INSTRUCTIONS TO FOLLOW:
All records are to be retyped faithfully and completely.

───

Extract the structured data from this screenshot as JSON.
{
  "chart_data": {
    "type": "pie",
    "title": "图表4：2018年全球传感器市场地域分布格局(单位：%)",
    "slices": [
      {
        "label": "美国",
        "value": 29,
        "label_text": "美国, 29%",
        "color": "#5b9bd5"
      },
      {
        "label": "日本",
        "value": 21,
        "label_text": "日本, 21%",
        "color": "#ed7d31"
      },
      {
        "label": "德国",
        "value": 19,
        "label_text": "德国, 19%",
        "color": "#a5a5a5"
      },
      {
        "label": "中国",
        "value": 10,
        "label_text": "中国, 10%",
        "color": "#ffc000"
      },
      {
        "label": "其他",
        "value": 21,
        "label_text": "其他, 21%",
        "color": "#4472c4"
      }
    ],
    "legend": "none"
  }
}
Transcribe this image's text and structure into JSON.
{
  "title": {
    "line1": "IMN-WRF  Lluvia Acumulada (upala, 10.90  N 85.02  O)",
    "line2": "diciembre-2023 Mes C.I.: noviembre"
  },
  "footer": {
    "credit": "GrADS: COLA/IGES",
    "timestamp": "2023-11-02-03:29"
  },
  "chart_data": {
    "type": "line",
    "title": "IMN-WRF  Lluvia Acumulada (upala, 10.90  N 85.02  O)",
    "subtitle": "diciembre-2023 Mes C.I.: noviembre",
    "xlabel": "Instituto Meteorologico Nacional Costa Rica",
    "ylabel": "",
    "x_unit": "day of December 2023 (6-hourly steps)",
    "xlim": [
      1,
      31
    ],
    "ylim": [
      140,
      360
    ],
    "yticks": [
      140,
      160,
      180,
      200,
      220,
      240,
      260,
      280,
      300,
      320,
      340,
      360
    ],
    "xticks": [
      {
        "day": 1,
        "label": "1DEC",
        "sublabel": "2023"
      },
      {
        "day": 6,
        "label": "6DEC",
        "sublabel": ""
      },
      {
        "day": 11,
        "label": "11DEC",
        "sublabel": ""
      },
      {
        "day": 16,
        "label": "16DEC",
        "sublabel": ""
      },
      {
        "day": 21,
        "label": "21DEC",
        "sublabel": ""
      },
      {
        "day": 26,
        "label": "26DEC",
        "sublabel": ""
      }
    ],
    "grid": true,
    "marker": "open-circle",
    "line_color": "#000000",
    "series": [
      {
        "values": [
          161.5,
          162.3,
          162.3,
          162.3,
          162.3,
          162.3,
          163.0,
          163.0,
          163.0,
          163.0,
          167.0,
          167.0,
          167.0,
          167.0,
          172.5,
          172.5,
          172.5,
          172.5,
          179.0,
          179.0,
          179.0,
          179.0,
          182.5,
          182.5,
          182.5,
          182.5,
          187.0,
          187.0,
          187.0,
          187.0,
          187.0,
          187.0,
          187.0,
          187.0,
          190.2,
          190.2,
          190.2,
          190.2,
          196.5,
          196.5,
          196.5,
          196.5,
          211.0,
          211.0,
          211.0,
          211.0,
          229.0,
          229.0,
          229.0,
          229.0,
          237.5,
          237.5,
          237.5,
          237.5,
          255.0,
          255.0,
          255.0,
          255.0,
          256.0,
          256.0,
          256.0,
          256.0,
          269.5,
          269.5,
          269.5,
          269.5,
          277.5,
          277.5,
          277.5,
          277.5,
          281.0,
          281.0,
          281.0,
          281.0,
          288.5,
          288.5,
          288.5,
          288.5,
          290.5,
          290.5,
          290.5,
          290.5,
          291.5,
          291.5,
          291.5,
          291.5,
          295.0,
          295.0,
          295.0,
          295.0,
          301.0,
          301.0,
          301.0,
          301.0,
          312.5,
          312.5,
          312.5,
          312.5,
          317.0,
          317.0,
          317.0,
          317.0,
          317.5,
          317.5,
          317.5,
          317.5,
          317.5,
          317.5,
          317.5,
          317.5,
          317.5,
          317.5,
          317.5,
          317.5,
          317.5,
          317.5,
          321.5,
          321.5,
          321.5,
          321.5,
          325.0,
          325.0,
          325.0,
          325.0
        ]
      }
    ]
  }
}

───

TASK RESULT:
Extract the structured data from this screenshot as JSON.
{
  "chart_data": {
    "type": "pie",
    "title": "图表4：2018年全球传感器市场地域分布格局(单位：%)",
    "slices": [
      {
        "label": "美国",
        "value": 29,
        "label_text": "美国, 29%",
        "color": "#5b9bd5"
      },
      {
        "label": "日本",
        "value": 21,
        "label_text": "日本, 21%",
        "color": "#ed7d31"
      },
      {
        "label": "德国",
        "value": 19,
        "label_text": "德国, 19%",
        "color": "#a5a5a5"
      },
      {
        "label": "中国",
        "value": 10,
        "label_text": "中国, 10%",
        "color": "#ffc000"
      },
      {
        "label": "其他",
        "value": 21,
        "label_text": "其他, 21%",
        "color": "#4472c4"
      }
    ],
    "legend": "none"
  }
}
Transcribe this image's text and structure into JSON.
{
  "title": {
    "line1": "IMN-WRF  Lluvia Acumulada (upala, 10.90  N 85.02  O)",
    "line2": "diciembre-2023 Mes C.I.: noviembre"
  },
  "footer": {
    "credit": "GrADS: COLA/IGES",
    "timestamp": "2023-11-02-03:29"
  },
  "chart_data": {
    "type": "line",
    "title": "IMN-WRF  Lluvia Acumulada (upala, 10.90  N 85.02  O)",
    "subtitle": "diciembre-2023 Mes C.I.: noviembre",
    "xlabel": "Instituto Meteorologico Nacional Costa Rica",
    "ylabel": "",
    "x_unit": "day of December 2023 (6-hourly steps)",
    "xlim": [
      1,
      31
    ],
    "ylim": [
      140,
      360
    ],
    "yticks": [
      140,
      160,
      180,
      200,
      220,
      240,
      260,
      280,
      300,
      320,
      340,
      360
    ],
    "xticks": [
      {
        "day": 1,
        "label": "1DEC",
        "sublabel": "2023"
      },
      {
        "day": 6,
        "label": "6DEC",
        "sublabel": ""
      },
      {
        "day": 11,
        "label": "11DEC",
        "sublabel": ""
      },
      {
        "day": 16,
        "label": "16DEC",
        "sublabel": ""
      },
      {
        "day": 21,
        "label": "21DEC",
        "sublabel": ""
      },
      {
        "day": 26,
        "label": "26DEC",
        "sublabel": ""
      }
    ],
    "grid": true,
    "marker": "open-circle",
    "line_color": "#000000",
    "series": [
      {
        "values": [
          161.5,
          162.3,
          162.3,
          162.3,
          162.3,
          162.3,
          163.0,
          163.0,
          163.0,
          163.0,
          167.0,
          167.0,
          167.0,
          167.0,
          172.5,
          172.5,
          172.5,
          172.5,
          179.0,
          179.0,
          179.0,
          179.0,
          182.5,
          182.5,
          182.5,
          182.5,
          187.0,
          187.0,
          187.0,
          187.0,
          187.0,
          187.0,
          187.0,
          187.0,
          190.2,
          190.2,
          190.2,
          190.2,
          196.5,
          196.5,
          196.5,
          196.5,
          211.0,
          211.0,
          211.0,
          211.0,
          229.0,
          229.0,
          229.0,
          229.0,
          237.5,
          237.5,
          237.5,
          237.5,
          255.0,
          255.0,
          255.0,
          255.0,
          256.0,
          256.0,
          256.0,
          256.0,
          269.5,
          269.5,
          269.5,
          269.5,
          277.5,
          277.5,
          277.5,
          277.5,
          281.0,
          281.0,
          281.0,
          281.0,
          288.5,
          288.5,
          288.5,
          288.5,
          290.5,
          290.5,
          290.5,
          290.5,
          291.5,
          291.5,
          291.5,
          291.5,
          295.0,
          295.0,
          295.0,
          295.0,
          301.0,
          301.0,
          301.0,
          301.0,
          312.5,
          312.5,
          312.5,
          312.5,
          317.0,
          317.0,
          317.0,
          317.0,
          317.5,
          317.5,
          317.5,
          317.5,
          317.5,
          317.5,
          317.5,
          317.5,
          317.5,
          317.5,
          317.5,
          317.5,
          317.5,
          317.5,
          321.5,
          321.5,
          321.5,
          321.5,
          325.0,
          325.0,
          325.0,
          325.0
        ]
      }
    ]
  }
}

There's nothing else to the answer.